**Given problem:** Go through the listing and write out all of it exactly.

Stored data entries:
————————

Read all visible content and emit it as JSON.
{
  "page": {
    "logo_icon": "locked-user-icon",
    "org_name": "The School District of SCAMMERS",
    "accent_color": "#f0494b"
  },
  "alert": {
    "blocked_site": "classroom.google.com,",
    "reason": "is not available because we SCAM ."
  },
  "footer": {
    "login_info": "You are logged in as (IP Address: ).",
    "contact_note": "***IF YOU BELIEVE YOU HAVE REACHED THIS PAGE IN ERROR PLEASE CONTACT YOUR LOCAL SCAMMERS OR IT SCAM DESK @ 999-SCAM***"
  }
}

————————

**Task answer:**
Read all visible content and emit it as JSON.
{
  "page": {
    "logo_icon": "locked-user-icon",
    "org_name": "The School District of SCAMMERS",
    "accent_color": "#f0494b"
  },
  "alert": {
    "blocked_site": "classroom.google.com,",
    "reason": "is not available because we SCAM ."
  },
  "footer": {
    "login_info": "You are logged in as (IP Address: ).",
    "contact_note": "***IF YOU BELIEVE YOU HAVE REACHED THIS PAGE IN ERROR PLEASE CONTACT YOUR LOCAL SCAMMERS OR IT SCAM DESK @ 999-SCAM***"
  }
}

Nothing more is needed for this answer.